- **What to produce**: Each entry needs to be restated exactly as written.

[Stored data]
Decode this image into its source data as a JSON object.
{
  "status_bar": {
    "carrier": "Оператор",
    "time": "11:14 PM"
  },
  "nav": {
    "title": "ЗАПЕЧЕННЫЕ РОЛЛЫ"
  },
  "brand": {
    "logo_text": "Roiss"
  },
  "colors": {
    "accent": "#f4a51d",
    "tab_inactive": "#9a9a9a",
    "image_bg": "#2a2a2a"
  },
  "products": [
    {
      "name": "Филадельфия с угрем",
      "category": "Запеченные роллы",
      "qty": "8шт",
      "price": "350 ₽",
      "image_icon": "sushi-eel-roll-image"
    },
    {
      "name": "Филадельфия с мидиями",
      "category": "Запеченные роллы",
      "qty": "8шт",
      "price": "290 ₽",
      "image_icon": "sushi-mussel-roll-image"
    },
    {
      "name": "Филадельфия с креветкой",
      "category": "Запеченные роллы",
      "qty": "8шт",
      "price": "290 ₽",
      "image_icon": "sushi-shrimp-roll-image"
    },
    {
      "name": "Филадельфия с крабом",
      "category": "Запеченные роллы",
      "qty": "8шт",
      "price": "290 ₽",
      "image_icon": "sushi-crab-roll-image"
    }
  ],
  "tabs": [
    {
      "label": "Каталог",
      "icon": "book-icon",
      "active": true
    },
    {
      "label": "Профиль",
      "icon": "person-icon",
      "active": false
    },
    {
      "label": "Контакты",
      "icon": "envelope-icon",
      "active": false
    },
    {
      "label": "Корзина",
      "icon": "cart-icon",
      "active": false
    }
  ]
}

- **Exercise result**:
Decode this image into its source data as a JSON object.
{
  "status_bar": {
    "carrier": "Оператор",
    "time": "11:14 PM"
  },
  "nav": {
    "title": "ЗАПЕЧЕННЫЕ РОЛЛЫ"
  },
  "brand": {
    "logo_text": "Roiss"
  },
  "colors": {
    "accent": "#f4a51d",
    "tab_inactive": "#9a9a9a",
    "image_bg": "#2a2a2a"
  },
  "products": [
    {
      "name": "Филадельфия с угрем",
      "category": "Запеченные роллы",
      "qty": "8шт",
      "price": "350 ₽",
      "image_icon": "sushi-eel-roll-image"
    },
    {
      "name": "Филадельфия с мидиями",
      "category": "Запеченные роллы",
      "qty": "8шт",
      "price": "290 ₽",
      "image_icon": "sushi-mussel-roll-image"
    },
    {
      "name": "Филадельфия с креветкой",
      "category": "Запеченные роллы",
      "qty": "8шт",
      "price": "290 ₽",
      "image_icon": "sushi-shrimp-roll-image"
    },
    {
      "name": "Филадельфия с крабом",
      "category": "Запеченные роллы",
      "qty": "8шт",
      "price": "290 ₽",
      "image_icon": "sushi-crab-roll-image"
    }
  ],
  "tabs": [
    {
      "label": "Каталог",
      "icon": "book-icon",
      "active": true
    },
    {
      "label": "Профиль",
      "icon": "person-icon",
      "active": false
    },
    {
      "label": "Контакты",
      "icon": "envelope-icon",
      "active": false
    },
    {
      "label": "Корзина",
      "icon": "cart-icon",
      "active": false
    }
  ]
}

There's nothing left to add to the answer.